▶ _Records provided_:
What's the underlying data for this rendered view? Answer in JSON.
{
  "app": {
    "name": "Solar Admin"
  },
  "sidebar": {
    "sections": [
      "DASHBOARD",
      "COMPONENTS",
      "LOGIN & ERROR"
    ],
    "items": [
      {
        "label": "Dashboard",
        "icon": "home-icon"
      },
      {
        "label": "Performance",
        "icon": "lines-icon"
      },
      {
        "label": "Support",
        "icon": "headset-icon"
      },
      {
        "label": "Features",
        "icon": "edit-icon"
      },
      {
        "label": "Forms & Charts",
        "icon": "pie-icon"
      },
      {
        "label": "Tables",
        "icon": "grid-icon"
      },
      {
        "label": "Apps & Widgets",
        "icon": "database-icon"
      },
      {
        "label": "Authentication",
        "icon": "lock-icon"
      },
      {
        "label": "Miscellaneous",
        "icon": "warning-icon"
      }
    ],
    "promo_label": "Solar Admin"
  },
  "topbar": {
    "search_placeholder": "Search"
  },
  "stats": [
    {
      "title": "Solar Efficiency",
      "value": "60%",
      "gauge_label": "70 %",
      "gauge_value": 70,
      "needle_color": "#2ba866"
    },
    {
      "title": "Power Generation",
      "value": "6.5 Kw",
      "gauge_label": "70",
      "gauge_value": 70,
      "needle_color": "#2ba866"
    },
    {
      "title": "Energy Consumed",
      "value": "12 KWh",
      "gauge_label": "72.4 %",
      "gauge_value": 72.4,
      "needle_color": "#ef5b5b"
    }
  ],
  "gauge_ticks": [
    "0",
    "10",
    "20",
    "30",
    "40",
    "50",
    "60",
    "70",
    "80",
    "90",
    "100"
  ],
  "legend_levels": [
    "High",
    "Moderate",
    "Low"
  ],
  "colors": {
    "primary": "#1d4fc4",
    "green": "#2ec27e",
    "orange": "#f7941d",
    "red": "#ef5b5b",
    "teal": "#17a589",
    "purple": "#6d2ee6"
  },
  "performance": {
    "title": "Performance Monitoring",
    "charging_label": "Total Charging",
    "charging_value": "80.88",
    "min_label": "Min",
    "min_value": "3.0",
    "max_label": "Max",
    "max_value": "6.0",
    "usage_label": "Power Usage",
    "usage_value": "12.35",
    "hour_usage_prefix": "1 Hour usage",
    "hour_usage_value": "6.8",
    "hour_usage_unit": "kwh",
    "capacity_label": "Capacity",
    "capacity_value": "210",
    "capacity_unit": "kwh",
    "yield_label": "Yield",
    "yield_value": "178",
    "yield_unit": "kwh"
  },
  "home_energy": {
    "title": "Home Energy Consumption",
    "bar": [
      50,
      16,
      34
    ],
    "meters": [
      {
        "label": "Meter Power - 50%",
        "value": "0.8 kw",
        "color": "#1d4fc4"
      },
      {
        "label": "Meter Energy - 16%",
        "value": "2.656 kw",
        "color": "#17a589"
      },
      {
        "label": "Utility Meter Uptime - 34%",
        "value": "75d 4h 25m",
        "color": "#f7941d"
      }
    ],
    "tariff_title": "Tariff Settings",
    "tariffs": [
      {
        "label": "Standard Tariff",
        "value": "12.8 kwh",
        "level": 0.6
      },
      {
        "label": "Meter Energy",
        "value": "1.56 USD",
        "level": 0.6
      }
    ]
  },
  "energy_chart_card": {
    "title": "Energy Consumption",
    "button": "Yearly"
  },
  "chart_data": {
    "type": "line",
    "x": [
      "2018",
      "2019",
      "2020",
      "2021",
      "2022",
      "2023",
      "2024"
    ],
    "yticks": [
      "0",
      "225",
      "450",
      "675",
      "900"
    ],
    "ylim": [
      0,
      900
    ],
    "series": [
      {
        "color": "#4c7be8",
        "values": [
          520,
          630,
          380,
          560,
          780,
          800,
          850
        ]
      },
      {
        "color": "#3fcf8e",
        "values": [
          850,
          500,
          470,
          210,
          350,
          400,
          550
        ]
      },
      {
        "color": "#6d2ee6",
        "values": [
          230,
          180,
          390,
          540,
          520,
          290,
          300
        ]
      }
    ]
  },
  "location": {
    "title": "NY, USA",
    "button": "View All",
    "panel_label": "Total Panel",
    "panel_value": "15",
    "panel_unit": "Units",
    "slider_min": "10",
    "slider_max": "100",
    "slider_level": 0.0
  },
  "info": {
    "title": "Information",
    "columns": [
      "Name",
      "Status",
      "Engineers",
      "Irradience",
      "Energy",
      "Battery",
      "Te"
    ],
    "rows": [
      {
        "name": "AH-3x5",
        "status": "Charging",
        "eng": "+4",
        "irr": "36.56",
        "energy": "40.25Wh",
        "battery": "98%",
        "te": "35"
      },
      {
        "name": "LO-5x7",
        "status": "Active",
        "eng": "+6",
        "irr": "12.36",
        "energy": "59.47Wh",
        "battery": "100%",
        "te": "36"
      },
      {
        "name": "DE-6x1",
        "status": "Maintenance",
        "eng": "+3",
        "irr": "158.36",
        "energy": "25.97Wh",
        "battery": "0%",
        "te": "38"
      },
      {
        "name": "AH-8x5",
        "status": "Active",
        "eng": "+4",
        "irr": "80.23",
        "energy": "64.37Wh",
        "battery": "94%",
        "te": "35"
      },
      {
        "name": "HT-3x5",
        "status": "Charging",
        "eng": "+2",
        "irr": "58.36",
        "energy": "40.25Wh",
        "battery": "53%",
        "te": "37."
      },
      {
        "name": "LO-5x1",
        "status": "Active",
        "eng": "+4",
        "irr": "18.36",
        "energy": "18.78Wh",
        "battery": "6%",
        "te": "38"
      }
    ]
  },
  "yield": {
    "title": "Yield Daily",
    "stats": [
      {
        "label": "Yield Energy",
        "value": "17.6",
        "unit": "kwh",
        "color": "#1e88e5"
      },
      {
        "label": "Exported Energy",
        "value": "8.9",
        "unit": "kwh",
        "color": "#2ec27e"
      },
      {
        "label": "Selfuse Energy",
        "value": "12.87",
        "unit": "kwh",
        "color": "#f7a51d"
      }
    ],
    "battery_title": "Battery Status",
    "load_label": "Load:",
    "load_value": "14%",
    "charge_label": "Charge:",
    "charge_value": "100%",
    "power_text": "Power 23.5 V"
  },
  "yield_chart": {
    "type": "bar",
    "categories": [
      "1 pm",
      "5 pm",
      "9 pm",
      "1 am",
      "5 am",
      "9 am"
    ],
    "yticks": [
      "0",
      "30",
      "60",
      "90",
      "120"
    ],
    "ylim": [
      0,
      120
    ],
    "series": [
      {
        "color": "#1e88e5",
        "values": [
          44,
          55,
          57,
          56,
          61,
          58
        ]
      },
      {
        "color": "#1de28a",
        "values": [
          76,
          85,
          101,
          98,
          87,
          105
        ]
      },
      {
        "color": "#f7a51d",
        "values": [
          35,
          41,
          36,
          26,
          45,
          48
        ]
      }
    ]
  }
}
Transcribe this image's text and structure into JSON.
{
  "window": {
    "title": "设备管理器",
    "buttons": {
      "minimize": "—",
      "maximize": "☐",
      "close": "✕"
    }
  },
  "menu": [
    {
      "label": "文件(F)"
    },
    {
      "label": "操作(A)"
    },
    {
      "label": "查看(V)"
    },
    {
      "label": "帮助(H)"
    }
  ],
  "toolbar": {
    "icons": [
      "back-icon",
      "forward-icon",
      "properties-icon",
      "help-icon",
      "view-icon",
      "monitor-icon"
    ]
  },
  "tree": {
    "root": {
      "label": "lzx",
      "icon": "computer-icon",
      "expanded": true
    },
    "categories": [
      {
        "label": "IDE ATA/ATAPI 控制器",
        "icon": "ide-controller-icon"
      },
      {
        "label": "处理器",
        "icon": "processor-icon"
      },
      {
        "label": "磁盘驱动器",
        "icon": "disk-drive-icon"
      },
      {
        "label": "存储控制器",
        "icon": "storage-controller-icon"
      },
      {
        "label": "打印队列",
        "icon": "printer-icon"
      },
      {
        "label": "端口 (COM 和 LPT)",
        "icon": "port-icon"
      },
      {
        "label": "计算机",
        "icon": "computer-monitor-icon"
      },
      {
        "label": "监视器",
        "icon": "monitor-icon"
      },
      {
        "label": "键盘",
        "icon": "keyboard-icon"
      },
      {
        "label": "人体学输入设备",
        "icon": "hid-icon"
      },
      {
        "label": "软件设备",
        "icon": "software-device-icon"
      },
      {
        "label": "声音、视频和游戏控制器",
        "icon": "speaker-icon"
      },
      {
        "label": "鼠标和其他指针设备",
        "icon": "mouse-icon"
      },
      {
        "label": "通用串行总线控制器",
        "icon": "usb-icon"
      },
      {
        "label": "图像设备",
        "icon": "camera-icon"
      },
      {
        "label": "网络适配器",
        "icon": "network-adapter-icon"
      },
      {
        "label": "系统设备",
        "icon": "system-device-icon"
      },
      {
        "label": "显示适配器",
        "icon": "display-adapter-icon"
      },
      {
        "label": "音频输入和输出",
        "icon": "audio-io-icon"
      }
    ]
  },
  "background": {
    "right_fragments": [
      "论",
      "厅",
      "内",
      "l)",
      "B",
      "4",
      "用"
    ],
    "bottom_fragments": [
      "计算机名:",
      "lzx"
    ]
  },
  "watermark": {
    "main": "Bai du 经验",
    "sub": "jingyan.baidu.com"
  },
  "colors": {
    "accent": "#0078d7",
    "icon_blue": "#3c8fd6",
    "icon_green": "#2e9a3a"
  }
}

▶ _Work to complete_:
Pick out the lines containing the word "adapter" and show them.

▶ _Solved exercise_:
        "icon": "network-adapter-icon"
        "icon": "display-adapter-icon"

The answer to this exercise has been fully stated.